CDC Guidelines on Opioid Use

April 7, 2016

New CDC Guidelines on Opioid Use in Treatment of Chronic, Non-Cancer Pain

In March 2016, the Centers for Disease Control and Prevention (CDC) issued guidelines on opioid use to treat chronic, non-cancer pain. Chronic pain not caused by cancer is a prevalent and debilitating medical condition. It is also among the most controversial and complex to manage. The widespread use of the opioid drugs for chronic pain has resulted in a national epidemic of opioid overdose deaths and addiction. The CDC guidelines contain 12 recommendations, summarized below.

Determining When to Initiate or Continue Opioids for Chronic Pain

  • Non-pharmacologic therapy or non-opioid therapy is preferred for chronic pain. Approaches include weight loss, physical therapy, NSAIDs, acetaminophen and steroid injections.
  • Establish treatment goals with patients that include realistic goals for pain and function. Clinicians should continue opioid therapy only if there is clinically meaningful improvement in pain and function that outweighs risks to patient safety.
  • Periodically address risks and realistic benefits of opioid therapy in patients with chronic pain. Discuss side effects and risk. Continue opioid therapy only if meaningful improvement in pain and function that outweighs risk to patient safety.

Opioid Selection, Dosage, Duration, Follow-Up and Discontinuation

  • Start therapy with Immediate Release (IR) instead of Extended Release (ER)/Long-Acting (LA) formulations.
  • Start with lowest effective dose: Re-evaluate when patent at ≥50 MME/day (MME = Morphine Mg Equivalents). A strong reason and good documentation is needed to get to ≥90 MME/day or higher.
  • For acute pain, start with the lowest effective dose of IR: Three days or less is recommended. Seven or more days is rarely needed.
  • Review benefits and risks at one to four weeks after use for chronic pain. Revisit benefits and risks every three months. Work to optimize other therapies and taper opioids when possible.

Clinicians and patients who set a plan in advance will clarify expectations regarding how opioids will be prescribed and monitored, as well as situations in which opioids will be discontinued or doses tapered to improve patient safety (e.g., if treatment goals are not met, opioids are no longer needed or adverse events put the patient at risk).

Assessing Risk and Addressing Harms of Opioid Use

  • Before starting and during periodic assessment of continuation of opioid therapy:
    • Evaluate for risks of adverse reactions such as sleep apnea, age ≥65, mental health conditions, substance abuse disorder, history of prior non-fatal overdose; and
    • Consider addition of home naloxone for patients at increased risk for harm.
  • Regularly review of patient history through the Prescription Drug Monitoring Program, www.ilpmp.org.
  • Use urine drug screens (UDS) before starting chronic opioid therapy and consider regular UDS, at least annually.
  • Avoid prescribing BZP and opioids concurrently whenever possible.

Treatment for Abuse

  • Clinicians should offer or refer patients who develop opioid abuse disorders to evidence-based treatment, such as Medication Assisted Treatment (MAT) in conjunction with behavioral therapy.

# # # #

-- Work to complete --
Copy from the CDC opioid guidelines the passage that opens with the words containing "Opioid Selection, Dosage, Duration, Follow-Up" and closes with "is rarely needed.".

Page segmentation data
# # # #

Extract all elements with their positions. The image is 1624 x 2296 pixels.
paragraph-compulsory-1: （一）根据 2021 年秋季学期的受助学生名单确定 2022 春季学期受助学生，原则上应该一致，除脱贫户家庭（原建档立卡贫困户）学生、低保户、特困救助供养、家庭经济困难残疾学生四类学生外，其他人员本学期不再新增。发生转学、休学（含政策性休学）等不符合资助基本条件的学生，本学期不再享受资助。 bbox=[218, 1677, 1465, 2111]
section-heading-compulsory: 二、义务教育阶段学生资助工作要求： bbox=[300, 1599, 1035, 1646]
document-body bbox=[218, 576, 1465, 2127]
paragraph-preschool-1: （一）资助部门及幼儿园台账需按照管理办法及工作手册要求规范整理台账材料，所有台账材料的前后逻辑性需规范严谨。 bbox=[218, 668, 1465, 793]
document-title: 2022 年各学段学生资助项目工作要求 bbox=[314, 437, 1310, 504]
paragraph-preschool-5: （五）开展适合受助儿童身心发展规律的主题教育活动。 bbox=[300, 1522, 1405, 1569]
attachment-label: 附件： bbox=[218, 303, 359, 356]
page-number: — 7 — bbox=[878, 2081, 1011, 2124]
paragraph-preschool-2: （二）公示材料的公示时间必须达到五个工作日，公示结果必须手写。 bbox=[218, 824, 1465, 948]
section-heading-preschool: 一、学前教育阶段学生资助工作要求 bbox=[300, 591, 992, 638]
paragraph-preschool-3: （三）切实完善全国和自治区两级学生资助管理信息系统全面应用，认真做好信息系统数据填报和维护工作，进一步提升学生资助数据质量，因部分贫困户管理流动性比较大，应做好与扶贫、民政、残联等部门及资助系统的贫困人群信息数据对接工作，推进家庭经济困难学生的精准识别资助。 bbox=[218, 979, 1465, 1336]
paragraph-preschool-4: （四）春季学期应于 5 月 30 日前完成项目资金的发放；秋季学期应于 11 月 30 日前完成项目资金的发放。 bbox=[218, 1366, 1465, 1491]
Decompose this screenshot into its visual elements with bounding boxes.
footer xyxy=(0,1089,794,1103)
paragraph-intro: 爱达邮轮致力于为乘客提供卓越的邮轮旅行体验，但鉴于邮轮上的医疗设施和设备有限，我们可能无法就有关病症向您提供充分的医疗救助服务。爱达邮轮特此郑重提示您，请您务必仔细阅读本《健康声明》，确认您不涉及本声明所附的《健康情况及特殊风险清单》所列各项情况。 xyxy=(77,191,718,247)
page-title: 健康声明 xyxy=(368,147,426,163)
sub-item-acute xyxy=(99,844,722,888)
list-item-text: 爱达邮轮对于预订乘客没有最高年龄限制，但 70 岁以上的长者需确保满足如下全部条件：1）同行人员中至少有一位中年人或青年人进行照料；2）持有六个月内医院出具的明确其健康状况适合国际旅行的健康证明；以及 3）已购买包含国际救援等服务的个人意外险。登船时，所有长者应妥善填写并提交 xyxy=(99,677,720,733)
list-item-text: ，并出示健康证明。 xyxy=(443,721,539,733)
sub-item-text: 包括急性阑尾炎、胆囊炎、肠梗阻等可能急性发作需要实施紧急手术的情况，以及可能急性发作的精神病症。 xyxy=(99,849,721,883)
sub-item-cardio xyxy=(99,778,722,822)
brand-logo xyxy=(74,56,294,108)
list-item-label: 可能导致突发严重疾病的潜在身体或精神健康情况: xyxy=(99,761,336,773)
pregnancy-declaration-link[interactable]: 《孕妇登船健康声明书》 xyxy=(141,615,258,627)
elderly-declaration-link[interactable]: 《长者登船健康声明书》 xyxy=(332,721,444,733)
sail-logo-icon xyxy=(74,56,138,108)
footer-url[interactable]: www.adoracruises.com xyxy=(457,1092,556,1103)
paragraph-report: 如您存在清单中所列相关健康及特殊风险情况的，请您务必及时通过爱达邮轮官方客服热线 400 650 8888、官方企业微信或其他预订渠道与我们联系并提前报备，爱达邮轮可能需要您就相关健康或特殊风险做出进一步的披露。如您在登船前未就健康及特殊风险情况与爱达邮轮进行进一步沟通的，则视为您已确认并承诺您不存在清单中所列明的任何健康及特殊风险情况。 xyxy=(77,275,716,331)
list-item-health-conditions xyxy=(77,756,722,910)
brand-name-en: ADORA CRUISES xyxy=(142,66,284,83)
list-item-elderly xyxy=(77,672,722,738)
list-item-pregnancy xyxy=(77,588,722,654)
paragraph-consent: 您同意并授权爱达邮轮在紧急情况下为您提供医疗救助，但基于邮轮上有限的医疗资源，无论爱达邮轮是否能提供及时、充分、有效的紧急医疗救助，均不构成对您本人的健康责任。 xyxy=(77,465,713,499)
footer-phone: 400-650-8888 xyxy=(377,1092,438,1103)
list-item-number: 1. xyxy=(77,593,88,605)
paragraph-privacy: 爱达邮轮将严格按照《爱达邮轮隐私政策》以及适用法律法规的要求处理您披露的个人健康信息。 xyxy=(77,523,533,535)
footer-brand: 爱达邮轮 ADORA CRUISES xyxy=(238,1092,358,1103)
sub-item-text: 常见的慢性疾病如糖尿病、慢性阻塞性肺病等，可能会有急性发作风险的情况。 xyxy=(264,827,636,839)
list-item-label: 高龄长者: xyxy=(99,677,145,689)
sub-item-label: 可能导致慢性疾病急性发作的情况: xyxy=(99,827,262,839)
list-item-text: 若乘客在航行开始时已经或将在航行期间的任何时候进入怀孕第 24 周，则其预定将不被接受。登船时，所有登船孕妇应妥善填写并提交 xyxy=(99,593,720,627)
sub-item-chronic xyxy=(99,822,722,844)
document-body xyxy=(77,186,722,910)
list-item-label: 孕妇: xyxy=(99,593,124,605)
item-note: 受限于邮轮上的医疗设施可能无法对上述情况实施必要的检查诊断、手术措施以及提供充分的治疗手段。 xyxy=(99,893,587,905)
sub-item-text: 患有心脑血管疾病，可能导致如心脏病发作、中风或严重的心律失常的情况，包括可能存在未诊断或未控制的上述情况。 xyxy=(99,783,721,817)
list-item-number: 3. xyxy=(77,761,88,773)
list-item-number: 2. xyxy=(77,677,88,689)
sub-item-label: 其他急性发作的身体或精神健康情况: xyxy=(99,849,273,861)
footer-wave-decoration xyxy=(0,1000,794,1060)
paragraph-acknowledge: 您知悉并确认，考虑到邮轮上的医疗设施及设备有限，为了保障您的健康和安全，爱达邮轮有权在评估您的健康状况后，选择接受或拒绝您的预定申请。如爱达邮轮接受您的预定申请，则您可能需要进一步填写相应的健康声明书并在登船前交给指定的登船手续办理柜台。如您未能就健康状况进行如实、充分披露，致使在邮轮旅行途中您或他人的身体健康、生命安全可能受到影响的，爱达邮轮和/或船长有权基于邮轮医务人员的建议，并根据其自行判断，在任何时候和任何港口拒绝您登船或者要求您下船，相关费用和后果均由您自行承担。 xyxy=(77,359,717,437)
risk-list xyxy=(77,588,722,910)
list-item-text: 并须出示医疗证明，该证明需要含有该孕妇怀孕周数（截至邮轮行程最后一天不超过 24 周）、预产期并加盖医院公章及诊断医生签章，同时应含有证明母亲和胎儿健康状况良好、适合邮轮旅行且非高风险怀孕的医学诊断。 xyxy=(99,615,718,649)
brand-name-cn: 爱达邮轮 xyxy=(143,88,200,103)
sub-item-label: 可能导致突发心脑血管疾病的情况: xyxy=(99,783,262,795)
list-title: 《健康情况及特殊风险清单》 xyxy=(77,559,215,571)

# # # #

-- Response to the task --
Opioid Selection, Dosage, Duration, Follow-Up and Discontinuation

  • Start therapy with Immediate Release (IR) instead of Extended Release (ER)/Long-Acting (LA) formulations.
  • Start with lowest effective dose: Re-evaluate when patent at ≥50 MME/day (MME = Morphine Mg Equivalents). A strong reason and good documentation is needed to get to ≥90 MME/day or higher.
  • For acute pain, start with the lowest effective dose of IR: Three days or less is recommended. Seven or more days is rarely needed.